[DIRECTIONS FOR THIS TASK]
Skip all pictures, then print the remaining material exactly.

::::::

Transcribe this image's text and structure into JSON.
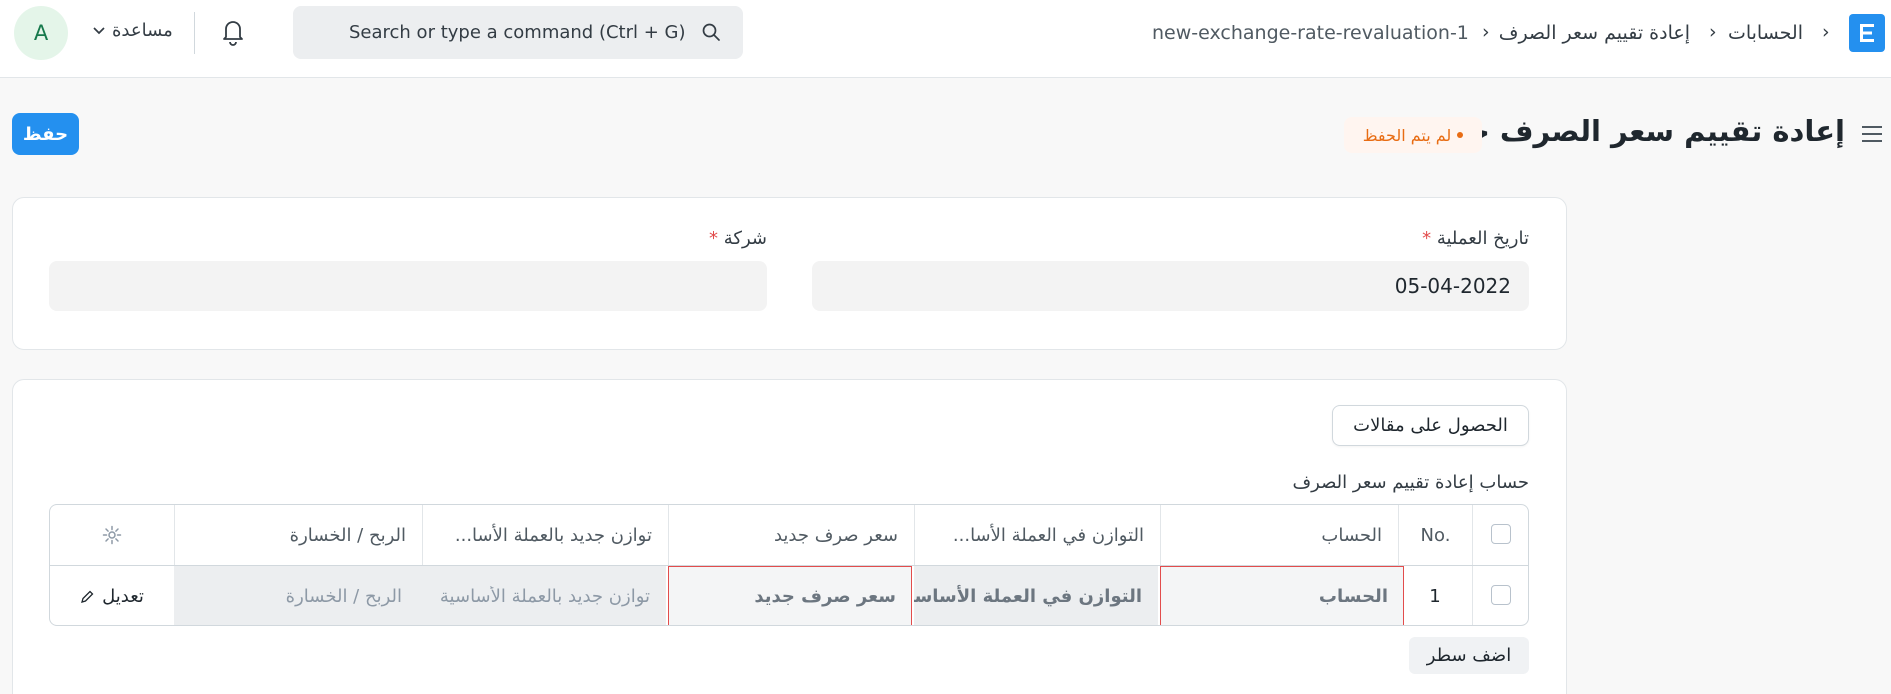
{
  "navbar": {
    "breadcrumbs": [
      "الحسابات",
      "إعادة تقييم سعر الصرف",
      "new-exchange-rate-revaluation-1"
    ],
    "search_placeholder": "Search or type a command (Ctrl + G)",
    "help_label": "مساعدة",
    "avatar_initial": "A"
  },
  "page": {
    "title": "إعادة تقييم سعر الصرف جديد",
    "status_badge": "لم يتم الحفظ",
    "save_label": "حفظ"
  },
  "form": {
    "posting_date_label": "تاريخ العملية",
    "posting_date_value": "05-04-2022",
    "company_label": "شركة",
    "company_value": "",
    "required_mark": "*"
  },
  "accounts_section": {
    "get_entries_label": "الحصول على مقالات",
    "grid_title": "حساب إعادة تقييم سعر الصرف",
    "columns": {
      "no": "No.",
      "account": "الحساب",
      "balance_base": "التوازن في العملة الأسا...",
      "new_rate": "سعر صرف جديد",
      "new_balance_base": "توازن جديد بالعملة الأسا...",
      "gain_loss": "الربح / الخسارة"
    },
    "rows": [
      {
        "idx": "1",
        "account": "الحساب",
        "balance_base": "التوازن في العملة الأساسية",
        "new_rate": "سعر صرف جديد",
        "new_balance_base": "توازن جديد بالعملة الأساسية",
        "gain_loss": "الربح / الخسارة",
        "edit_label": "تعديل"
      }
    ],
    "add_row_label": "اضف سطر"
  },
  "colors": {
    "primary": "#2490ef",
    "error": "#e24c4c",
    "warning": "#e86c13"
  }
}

::::::

[TASK OUTPUT]
Transcribe this image's text and structure into JSON.
{
  "navbar": {
    "breadcrumbs": [
      "الحسابات",
      "إعادة تقييم سعر الصرف",
      "new-exchange-rate-revaluation-1"
    ],
    "search_placeholder": "Search or type a command (Ctrl + G)",
    "help_label": "مساعدة",
    "avatar_initial": "A"
  },
  "page": {
    "title": "إعادة تقييم سعر الصرف جديد",
    "status_badge": "لم يتم الحفظ",
    "save_label": "حفظ"
  },
  "form": {
    "posting_date_label": "تاريخ العملية",
    "posting_date_value": "05-04-2022",
    "company_label": "شركة",
    "company_value": "",
    "required_mark": "*"
  },
  "accounts_section": {
    "get_entries_label": "الحصول على مقالات",
    "grid_title": "حساب إعادة تقييم سعر الصرف",
    "columns": {
      "no": "No.",
      "account": "الحساب",
      "balance_base": "التوازن في العملة الأسا...",
      "new_rate": "سعر صرف جديد",
      "new_balance_base": "توازن جديد بالعملة الأسا...",
      "gain_loss": "الربح / الخسارة"
    },
    "rows": [
      {
        "idx": "1",
        "account": "الحساب",
        "balance_base": "التوازن في العملة الأساسية",
        "new_rate": "سعر صرف جديد",
        "new_balance_base": "توازن جديد بالعملة الأساسية",
        "gain_loss": "الربح / الخسارة",
        "edit_label": "تعديل"
      }
    ],
    "add_row_label": "اضف سطر"
  },
  "colors": {
    "primary": "#2490ef",
    "error": "#e24c4c",
    "warning": "#e86c13"
  }
}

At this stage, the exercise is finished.